### Short task:
Identify all lines in the data containing the string "April". Copy them out.
━━━━━━━━
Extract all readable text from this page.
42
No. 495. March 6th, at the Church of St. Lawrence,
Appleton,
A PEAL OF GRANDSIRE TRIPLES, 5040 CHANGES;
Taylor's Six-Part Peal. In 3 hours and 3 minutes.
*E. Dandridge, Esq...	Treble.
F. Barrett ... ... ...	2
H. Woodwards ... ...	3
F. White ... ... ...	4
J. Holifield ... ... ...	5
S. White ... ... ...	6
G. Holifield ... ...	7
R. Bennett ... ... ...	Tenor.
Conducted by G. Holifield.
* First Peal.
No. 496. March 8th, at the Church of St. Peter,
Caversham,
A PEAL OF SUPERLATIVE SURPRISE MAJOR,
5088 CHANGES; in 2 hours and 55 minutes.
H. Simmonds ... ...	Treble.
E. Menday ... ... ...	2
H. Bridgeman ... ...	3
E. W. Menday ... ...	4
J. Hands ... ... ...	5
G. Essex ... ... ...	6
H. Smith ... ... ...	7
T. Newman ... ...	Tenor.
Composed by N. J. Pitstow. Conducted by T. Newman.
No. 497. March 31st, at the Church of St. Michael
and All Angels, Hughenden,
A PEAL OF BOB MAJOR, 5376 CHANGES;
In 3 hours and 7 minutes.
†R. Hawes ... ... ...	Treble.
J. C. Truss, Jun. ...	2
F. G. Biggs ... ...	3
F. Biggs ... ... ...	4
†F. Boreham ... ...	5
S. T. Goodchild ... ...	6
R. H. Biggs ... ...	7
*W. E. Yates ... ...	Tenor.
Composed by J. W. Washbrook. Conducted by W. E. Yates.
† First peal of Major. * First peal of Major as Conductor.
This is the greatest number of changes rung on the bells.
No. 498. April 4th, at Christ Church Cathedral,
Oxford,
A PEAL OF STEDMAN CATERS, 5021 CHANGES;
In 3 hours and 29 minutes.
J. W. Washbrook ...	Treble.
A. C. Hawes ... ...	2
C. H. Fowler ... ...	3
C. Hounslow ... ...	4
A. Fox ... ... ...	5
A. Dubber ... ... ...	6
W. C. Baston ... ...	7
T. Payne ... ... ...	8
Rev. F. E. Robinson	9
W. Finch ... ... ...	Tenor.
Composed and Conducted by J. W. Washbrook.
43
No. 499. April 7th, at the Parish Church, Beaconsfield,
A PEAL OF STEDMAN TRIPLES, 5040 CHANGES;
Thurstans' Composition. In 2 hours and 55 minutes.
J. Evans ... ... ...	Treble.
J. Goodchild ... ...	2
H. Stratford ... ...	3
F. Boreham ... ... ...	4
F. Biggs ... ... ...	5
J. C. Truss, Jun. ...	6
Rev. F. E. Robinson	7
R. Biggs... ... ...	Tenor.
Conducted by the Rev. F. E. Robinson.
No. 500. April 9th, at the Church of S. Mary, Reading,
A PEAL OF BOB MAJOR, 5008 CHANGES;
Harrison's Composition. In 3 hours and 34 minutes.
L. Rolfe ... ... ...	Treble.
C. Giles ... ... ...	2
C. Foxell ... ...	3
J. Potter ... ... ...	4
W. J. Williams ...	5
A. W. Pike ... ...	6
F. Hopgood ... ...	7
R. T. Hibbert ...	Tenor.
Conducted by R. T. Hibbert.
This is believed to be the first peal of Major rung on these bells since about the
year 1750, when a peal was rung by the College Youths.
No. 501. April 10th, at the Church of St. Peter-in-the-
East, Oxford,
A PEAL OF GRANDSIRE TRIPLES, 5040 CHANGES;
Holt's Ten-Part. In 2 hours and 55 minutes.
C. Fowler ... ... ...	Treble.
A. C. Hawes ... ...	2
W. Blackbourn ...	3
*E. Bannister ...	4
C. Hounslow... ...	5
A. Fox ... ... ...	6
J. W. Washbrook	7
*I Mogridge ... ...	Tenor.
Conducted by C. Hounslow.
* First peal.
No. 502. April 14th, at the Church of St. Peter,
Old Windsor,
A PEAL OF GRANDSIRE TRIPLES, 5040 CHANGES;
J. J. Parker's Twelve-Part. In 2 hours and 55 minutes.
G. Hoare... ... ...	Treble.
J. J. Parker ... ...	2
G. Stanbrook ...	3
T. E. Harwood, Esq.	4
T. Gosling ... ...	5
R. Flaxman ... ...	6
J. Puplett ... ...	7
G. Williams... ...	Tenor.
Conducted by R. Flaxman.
━━━━━━━━
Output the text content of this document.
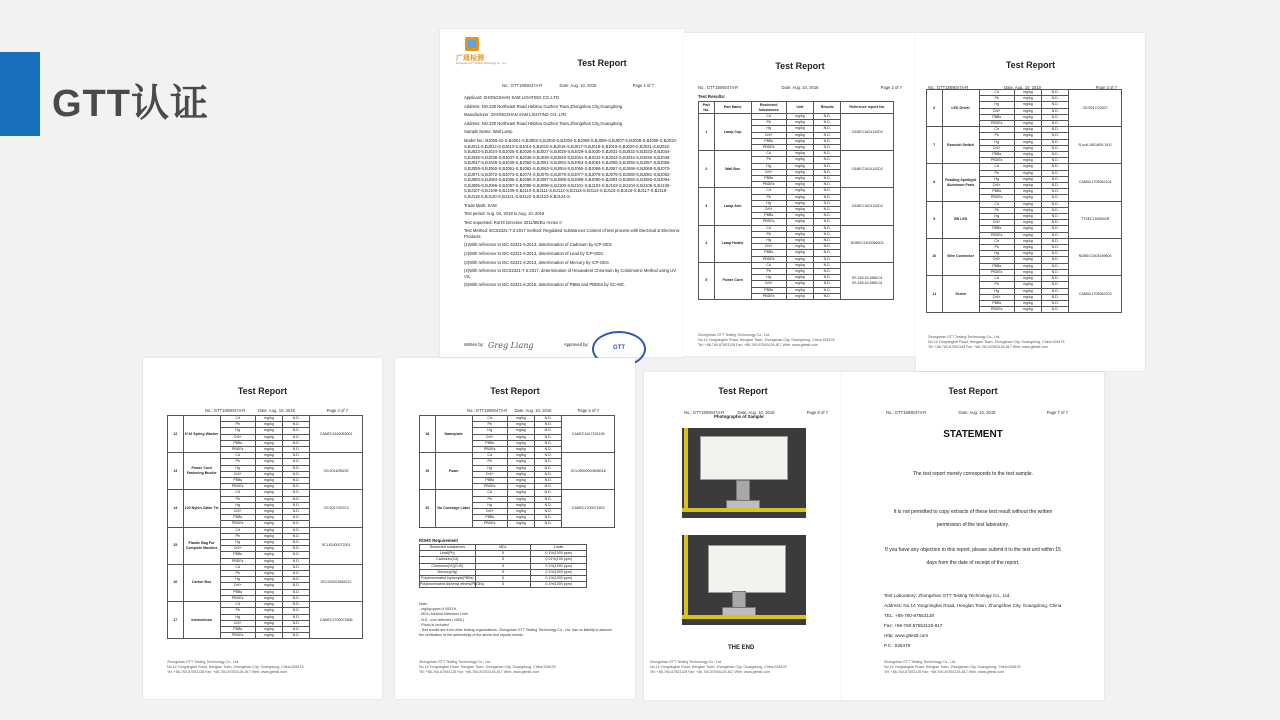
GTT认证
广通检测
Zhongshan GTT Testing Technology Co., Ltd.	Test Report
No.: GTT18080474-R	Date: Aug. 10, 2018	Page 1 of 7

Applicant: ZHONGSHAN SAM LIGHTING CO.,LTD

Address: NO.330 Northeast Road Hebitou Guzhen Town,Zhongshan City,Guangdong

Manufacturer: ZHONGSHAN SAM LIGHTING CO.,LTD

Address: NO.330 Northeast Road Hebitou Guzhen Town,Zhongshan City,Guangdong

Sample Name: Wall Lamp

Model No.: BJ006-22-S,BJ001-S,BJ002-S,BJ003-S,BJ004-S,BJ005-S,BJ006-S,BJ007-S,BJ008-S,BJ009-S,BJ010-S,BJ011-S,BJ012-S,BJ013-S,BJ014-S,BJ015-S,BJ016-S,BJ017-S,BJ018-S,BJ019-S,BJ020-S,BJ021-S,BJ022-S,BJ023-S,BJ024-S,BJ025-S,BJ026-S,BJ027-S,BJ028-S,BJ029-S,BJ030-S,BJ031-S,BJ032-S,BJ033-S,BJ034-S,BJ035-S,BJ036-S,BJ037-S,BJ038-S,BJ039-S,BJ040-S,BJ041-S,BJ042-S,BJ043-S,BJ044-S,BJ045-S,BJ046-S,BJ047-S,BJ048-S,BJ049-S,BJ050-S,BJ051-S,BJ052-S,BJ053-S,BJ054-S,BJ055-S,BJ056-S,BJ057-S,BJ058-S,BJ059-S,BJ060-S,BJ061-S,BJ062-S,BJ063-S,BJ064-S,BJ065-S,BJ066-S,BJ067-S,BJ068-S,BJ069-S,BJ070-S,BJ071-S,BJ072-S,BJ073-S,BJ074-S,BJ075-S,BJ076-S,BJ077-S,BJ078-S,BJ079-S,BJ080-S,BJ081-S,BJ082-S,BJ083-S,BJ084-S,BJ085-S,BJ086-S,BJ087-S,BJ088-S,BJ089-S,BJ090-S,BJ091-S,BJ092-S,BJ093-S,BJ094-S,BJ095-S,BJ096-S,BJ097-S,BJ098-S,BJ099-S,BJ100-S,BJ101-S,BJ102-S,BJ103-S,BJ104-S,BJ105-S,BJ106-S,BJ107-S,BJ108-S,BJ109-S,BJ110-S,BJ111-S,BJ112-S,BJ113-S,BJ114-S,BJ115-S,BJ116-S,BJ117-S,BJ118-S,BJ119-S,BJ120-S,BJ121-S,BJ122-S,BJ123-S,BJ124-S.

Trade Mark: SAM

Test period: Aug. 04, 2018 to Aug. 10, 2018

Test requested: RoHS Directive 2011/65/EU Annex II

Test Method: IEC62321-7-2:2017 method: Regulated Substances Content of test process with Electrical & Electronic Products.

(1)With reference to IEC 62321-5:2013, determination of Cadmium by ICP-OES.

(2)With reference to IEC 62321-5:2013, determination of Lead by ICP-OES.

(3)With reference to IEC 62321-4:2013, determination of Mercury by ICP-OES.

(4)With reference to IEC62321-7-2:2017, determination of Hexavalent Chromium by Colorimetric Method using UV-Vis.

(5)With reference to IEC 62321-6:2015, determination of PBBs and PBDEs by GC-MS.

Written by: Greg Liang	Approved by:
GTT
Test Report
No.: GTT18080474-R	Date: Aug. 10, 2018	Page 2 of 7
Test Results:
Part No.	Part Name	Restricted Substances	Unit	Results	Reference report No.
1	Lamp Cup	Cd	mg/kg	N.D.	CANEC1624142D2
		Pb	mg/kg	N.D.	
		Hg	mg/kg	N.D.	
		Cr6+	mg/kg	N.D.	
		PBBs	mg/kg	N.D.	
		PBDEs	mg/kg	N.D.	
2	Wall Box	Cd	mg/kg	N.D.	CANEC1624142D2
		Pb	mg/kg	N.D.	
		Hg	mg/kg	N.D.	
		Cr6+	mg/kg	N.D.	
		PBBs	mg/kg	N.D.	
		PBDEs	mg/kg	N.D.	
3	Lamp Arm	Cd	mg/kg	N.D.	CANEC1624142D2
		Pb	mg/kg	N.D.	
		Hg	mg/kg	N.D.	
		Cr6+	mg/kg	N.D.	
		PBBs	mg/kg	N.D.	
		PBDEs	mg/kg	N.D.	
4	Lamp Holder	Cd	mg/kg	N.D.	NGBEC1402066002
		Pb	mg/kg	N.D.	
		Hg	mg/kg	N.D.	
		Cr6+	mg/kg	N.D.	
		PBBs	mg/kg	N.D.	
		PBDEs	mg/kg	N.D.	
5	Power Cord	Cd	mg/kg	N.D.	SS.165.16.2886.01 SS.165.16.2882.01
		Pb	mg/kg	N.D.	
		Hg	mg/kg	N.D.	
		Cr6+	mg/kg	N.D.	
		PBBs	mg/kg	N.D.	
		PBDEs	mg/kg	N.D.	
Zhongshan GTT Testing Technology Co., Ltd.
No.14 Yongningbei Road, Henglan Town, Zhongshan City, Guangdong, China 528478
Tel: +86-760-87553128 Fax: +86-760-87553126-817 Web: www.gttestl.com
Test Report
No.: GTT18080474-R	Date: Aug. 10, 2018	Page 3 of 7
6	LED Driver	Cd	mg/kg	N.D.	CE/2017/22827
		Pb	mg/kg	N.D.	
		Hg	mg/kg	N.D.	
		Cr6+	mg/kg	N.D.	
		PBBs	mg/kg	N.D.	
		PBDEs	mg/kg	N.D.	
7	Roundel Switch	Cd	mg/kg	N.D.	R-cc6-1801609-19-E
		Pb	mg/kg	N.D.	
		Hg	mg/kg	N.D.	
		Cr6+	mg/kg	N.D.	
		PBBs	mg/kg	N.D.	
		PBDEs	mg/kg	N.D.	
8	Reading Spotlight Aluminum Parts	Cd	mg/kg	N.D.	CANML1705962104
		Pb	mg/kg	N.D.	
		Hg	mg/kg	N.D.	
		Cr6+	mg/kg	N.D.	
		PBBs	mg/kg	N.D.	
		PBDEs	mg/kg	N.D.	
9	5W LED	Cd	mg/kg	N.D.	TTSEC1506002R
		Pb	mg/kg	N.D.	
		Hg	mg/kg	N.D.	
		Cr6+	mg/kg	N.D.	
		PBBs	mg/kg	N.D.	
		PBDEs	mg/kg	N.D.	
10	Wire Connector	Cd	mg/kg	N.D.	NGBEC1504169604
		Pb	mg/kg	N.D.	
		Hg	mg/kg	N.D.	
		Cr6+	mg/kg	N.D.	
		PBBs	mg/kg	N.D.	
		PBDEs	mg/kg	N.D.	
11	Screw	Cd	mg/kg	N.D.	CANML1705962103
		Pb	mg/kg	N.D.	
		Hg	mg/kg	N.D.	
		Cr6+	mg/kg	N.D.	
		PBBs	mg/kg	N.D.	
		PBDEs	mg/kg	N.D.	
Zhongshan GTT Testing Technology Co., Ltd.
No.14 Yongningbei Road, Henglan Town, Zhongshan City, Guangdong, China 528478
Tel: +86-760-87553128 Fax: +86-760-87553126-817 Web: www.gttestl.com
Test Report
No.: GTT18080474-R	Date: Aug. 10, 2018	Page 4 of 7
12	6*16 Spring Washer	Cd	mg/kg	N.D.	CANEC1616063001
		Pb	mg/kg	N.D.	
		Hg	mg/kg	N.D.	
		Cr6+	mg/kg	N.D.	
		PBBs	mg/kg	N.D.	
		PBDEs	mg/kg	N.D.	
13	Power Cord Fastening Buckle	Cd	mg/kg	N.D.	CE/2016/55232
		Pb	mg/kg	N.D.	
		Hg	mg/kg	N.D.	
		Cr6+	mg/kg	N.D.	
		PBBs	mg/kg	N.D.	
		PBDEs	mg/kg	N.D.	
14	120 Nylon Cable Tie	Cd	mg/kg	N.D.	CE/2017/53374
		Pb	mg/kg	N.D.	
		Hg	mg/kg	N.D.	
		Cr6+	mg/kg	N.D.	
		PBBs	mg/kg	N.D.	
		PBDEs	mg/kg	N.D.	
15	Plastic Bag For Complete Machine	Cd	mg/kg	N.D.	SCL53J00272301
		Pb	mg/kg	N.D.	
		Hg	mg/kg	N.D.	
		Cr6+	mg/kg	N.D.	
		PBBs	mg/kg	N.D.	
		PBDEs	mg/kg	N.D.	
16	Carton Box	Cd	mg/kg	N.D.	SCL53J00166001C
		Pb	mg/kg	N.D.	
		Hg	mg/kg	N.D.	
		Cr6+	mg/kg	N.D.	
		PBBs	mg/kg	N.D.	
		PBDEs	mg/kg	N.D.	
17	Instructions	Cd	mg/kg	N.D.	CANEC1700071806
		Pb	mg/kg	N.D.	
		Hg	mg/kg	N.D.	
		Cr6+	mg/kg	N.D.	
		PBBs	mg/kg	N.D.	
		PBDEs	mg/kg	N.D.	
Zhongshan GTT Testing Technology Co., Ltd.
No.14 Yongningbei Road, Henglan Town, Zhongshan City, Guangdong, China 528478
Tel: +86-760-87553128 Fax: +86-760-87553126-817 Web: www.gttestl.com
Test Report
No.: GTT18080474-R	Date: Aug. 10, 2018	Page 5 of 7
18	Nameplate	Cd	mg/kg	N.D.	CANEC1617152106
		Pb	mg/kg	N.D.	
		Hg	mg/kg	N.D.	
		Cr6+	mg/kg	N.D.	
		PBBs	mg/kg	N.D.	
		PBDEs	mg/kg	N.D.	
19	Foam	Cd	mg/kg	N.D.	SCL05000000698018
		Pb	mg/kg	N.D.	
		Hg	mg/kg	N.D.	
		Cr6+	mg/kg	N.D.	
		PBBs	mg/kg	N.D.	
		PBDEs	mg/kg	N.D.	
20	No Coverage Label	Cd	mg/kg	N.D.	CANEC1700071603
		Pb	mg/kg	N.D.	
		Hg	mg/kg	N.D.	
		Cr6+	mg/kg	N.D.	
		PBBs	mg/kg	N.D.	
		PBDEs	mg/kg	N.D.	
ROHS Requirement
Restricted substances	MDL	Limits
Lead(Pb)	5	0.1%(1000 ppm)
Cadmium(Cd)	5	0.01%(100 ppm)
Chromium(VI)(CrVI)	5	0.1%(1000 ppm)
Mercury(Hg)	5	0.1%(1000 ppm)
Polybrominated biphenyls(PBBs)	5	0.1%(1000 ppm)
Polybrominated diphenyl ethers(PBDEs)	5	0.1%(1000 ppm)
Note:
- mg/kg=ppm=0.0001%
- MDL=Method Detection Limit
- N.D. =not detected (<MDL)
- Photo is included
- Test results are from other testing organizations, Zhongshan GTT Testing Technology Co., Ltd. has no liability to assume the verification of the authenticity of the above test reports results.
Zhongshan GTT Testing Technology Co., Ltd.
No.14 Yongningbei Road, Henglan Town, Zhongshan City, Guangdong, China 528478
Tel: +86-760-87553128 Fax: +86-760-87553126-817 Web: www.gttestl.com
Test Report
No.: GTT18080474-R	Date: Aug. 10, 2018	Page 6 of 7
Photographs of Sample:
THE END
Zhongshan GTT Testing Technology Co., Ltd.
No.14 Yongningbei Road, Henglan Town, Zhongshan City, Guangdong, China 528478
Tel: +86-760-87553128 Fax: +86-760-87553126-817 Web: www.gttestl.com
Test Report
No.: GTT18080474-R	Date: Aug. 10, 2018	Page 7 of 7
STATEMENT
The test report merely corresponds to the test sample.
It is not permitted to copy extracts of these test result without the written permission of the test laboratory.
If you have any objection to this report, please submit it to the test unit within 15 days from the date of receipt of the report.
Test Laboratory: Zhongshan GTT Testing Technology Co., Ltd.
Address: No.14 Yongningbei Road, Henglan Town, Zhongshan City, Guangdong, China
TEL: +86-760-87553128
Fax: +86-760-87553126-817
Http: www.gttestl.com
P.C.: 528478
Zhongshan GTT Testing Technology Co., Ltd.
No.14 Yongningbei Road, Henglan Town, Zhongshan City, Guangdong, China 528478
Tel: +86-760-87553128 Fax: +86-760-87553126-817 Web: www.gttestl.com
━━━━━━━━
### Completed exercise:
No. 498. April 4th, at Christ Church Cathedral,
No. 499. April 7th, at the Parish Church, Beaconsfield,
No. 500. April 9th, at the Church of S. Mary, Reading,
No. 501. April 10th, at the Church of St. Peter-in-the-
No. 502. April 14th, at the Church of St. Peter,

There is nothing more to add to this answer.